Your objective: In the entries below, find every line holding the string "name" and collect it.

Entries shown:
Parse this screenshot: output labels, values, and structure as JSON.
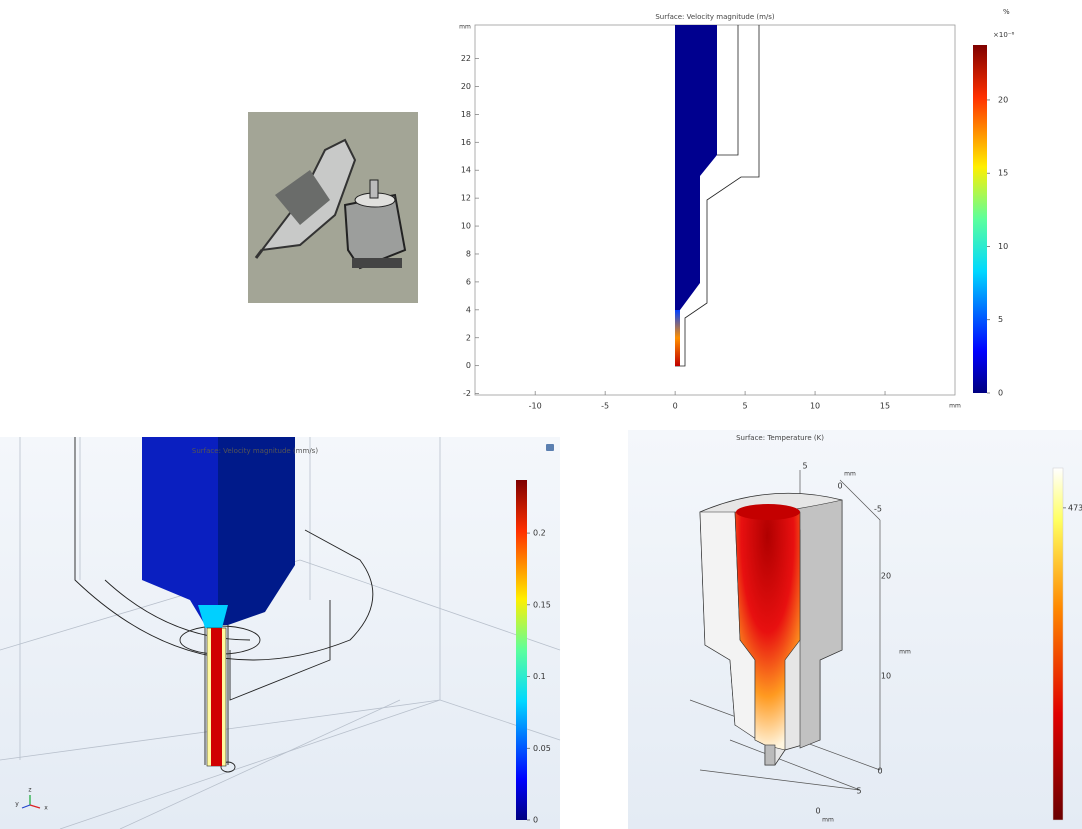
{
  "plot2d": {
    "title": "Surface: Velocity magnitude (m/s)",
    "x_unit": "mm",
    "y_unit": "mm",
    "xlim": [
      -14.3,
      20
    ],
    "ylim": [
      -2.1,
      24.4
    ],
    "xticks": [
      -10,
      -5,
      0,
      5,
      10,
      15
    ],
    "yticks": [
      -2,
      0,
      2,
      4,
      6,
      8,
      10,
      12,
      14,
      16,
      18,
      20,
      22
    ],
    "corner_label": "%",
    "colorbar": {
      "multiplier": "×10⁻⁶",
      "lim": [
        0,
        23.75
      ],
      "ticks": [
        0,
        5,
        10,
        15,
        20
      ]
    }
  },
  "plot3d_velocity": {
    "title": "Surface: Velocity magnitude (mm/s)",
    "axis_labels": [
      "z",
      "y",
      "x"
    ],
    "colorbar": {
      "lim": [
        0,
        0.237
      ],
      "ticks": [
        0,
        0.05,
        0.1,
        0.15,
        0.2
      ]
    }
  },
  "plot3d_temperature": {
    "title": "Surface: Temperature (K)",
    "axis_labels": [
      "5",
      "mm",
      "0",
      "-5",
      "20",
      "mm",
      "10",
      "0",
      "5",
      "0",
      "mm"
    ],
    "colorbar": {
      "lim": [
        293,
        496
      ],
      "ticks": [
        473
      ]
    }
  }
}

--

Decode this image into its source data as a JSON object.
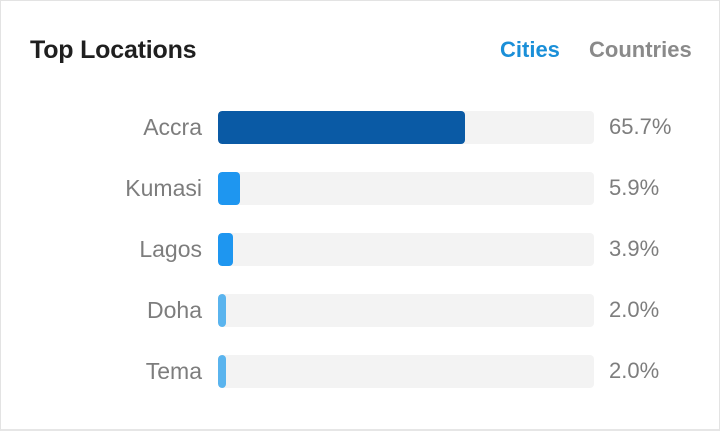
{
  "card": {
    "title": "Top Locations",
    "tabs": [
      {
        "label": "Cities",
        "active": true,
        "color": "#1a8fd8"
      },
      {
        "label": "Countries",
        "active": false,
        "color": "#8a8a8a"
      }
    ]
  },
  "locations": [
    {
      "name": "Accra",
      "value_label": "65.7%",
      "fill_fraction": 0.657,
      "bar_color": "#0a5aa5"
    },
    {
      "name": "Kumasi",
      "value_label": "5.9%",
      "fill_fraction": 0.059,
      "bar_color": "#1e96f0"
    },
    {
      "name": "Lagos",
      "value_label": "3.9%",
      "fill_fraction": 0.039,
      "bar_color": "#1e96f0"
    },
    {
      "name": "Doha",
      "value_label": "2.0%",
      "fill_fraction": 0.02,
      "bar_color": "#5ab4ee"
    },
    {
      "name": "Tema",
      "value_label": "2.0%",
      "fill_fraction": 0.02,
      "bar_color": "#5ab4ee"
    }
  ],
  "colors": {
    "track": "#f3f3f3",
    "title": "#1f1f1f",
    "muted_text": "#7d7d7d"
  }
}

--

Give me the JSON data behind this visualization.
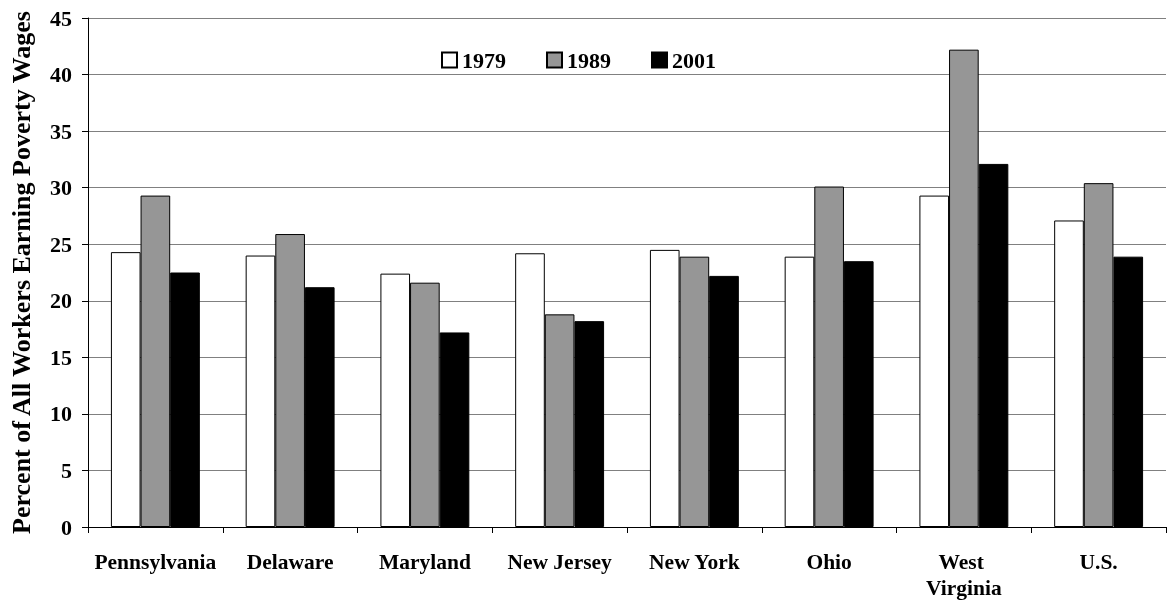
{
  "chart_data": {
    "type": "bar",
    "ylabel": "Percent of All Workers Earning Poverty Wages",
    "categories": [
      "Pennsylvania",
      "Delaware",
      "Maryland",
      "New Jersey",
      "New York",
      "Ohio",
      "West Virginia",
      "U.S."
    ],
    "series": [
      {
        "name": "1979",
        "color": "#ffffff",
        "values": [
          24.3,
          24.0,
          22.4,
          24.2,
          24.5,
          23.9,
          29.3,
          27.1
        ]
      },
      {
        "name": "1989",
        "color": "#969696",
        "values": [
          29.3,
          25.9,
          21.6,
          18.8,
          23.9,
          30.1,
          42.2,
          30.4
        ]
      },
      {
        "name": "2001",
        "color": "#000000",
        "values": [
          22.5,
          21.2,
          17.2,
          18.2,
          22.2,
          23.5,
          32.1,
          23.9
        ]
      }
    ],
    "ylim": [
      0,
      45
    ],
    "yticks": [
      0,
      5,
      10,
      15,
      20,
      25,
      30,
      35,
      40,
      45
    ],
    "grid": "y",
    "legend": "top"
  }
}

Complete answer:
      "name": "Accra",
      "name": "Kumasi",
      "name": "Lagos",
      "name": "Doha",
      "name": "Tema",
        "name": "1979",
        "name": "1989",
        "name": "2001",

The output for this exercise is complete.